__ABOUT THIS TASK__:
Using the piece about the College beech tree, condense the paragraph that opens "We immediately contacted the SODC" into a short bulleted list that keeps its main facts.

Residents of the village will be very aware of the tragic damage that has befallen the magnificent beech tree which has stood in the turning circle of the College since long before the College was founded.
On Sunday 20th September, the day before the students returned for the new term, in totally still and calm weather conditions, a massive limb of the tree without warning separated and fell to the ground. Mercifully no person, building or vehicle was hit, even though the area is such a busy thoroughfare.
Ironically, the tree - along with others at the College - had been inspected only a few weeks before and we were awaiting the inspector's report. What the tragedy revealed, however, was that while the roots and basic life systems of the tree appeared to be in good order, fungus and rot had seriously invaded the main structure. Some readers may recall that a number of years ago another branch - to the road side - failed, and so this problem has probably been growing for some time.
We immediately contacted the SODC, both because the beech has a Tree Preservation Order and also (naturally) because it is such an iconic and much loved feature of the village and College. Very sadly, the advice from the most senior and expert sources was that the tree could not be saved. There is real doubt that it could survive the massive surgery that would be necessary, and - unbalanced and uneven as it had become, particularly with the fungus and rot, - it now represented a serious safety risk to the whole community. Thus, with deep sadness and real regret - and only because there was no alternative - we have had to have the tree removed.
With it goes a slice of the village's history and a significant landmark for all who have lived here. We think the tree might have been planted around the time the Bishop's palace was rebuilt following the Civil War in the mid-1600s and was already probably into its third century when the College was founded in 1854. We are told that 350 years would be considered a good age for a beech tree. It is moving to think of the generations of villagers and students and others who will have admired it and sheltered under it and been inspired by it.
It is early days in what is a significant community bereavement to be making detailed plans but it will be important both to honour the memory of this tree and ensure it has successors to delight future generations. We have preserved some of the timber of the old tree and will be thinking about the best uses to which it can be put, and will also be planning what to plant, when and (precisely) where. I very much hope that any reader of this who wishes to contribute ideas or thoughts about any of this will feel free to communicate with me at the College. The beech tree belonged to the people of Cuddesdon, quite as much to successive College communities: I pray that as all share the sense of grief at its passing, all may share in the discernment of the future.

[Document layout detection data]
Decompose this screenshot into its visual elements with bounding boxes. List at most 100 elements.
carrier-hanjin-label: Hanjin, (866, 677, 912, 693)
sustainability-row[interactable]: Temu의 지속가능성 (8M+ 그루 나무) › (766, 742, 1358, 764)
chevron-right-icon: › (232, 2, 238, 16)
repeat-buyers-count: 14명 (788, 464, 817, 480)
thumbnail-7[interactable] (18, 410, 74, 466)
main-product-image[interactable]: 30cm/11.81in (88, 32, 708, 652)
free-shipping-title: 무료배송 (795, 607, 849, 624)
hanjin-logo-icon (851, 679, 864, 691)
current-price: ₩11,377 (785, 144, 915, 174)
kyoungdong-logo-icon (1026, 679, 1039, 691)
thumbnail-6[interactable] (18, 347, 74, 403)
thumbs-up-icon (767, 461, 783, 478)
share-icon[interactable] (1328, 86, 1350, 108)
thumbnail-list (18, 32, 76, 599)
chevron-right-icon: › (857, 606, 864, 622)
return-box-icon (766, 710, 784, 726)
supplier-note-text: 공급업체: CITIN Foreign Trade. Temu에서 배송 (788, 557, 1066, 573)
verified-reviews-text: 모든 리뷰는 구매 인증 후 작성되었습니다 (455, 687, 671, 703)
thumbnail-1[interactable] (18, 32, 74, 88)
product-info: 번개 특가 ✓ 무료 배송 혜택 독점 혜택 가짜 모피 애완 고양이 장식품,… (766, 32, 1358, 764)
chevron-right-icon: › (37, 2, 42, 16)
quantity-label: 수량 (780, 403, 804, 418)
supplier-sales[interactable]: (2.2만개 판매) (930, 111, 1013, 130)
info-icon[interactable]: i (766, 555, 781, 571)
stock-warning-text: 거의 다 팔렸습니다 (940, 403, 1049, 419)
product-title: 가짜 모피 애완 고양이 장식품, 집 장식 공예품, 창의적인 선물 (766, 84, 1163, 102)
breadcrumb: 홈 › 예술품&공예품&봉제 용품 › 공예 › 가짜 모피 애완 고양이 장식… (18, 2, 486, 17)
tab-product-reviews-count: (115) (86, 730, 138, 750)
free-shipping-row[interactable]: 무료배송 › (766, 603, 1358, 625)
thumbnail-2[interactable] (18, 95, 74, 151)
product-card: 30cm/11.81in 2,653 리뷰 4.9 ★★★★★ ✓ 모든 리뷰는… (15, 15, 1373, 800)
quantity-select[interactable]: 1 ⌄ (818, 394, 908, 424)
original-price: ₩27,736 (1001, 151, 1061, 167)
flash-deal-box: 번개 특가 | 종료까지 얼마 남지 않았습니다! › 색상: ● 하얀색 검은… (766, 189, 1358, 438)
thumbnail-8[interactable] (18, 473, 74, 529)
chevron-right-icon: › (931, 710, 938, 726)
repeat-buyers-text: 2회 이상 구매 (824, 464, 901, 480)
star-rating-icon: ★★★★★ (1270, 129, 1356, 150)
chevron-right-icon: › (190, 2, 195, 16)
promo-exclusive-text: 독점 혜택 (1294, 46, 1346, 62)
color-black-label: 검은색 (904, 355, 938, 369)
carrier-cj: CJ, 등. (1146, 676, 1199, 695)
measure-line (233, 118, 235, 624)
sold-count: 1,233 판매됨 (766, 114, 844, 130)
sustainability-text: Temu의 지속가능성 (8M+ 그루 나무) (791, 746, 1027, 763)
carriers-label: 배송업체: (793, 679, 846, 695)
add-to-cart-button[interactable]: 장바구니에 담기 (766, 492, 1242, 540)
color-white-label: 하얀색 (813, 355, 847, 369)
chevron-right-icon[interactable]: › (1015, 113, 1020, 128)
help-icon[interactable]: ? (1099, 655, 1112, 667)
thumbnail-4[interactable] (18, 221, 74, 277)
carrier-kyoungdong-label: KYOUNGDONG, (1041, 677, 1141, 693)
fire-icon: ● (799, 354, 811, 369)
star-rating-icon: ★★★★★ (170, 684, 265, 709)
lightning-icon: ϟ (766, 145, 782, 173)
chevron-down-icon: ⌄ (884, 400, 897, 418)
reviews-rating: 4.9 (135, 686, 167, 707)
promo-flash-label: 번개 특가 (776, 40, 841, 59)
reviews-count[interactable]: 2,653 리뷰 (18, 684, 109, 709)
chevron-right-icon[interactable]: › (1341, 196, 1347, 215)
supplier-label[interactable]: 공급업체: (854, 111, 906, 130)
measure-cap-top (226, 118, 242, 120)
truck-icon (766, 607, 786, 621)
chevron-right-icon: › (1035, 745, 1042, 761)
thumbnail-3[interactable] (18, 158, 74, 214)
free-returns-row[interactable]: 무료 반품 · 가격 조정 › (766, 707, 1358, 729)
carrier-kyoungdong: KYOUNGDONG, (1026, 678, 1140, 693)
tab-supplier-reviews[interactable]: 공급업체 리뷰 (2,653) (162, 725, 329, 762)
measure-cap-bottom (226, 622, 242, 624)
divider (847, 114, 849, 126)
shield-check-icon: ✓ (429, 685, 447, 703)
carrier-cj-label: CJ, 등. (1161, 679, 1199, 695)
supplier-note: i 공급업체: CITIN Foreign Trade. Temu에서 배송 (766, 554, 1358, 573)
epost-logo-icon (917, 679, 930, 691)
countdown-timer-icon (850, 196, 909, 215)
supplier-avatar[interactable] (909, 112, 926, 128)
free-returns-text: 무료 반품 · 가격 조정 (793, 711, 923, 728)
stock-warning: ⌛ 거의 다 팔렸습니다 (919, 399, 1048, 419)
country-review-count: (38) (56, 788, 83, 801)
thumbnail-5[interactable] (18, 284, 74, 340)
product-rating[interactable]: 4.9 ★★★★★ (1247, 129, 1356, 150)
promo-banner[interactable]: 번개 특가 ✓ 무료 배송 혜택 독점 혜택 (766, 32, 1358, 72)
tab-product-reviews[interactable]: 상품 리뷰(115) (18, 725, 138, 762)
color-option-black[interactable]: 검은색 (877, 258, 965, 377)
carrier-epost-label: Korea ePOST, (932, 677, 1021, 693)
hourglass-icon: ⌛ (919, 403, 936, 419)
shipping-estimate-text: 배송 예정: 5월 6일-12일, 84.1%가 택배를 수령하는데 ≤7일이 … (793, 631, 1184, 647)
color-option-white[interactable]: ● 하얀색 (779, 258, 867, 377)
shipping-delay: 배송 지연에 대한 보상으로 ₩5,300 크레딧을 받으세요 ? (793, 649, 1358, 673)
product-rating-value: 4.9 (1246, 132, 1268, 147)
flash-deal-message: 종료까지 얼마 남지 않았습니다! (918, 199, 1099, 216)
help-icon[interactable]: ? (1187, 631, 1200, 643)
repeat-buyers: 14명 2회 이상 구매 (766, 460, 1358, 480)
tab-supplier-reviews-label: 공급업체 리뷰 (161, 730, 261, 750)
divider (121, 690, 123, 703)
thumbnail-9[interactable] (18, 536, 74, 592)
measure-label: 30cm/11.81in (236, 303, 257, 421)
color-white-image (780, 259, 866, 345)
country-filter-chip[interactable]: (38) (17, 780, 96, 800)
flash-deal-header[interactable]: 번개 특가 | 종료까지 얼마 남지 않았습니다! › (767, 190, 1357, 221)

__TASK RESPONSE__:
- The SODC was contacted at once, because the beech has a Tree Preservation Order and is a much-loved feature of the village and College.
- The most senior expert advice was that the tree could not be saved.
- It was doubtful the tree could survive the massive surgery needed.
- Unbalanced and uneven, with fungus and rot, it had become a serious safety risk to the whole community.
- With no alternative, the tree has been removed, with deep sadness and regret.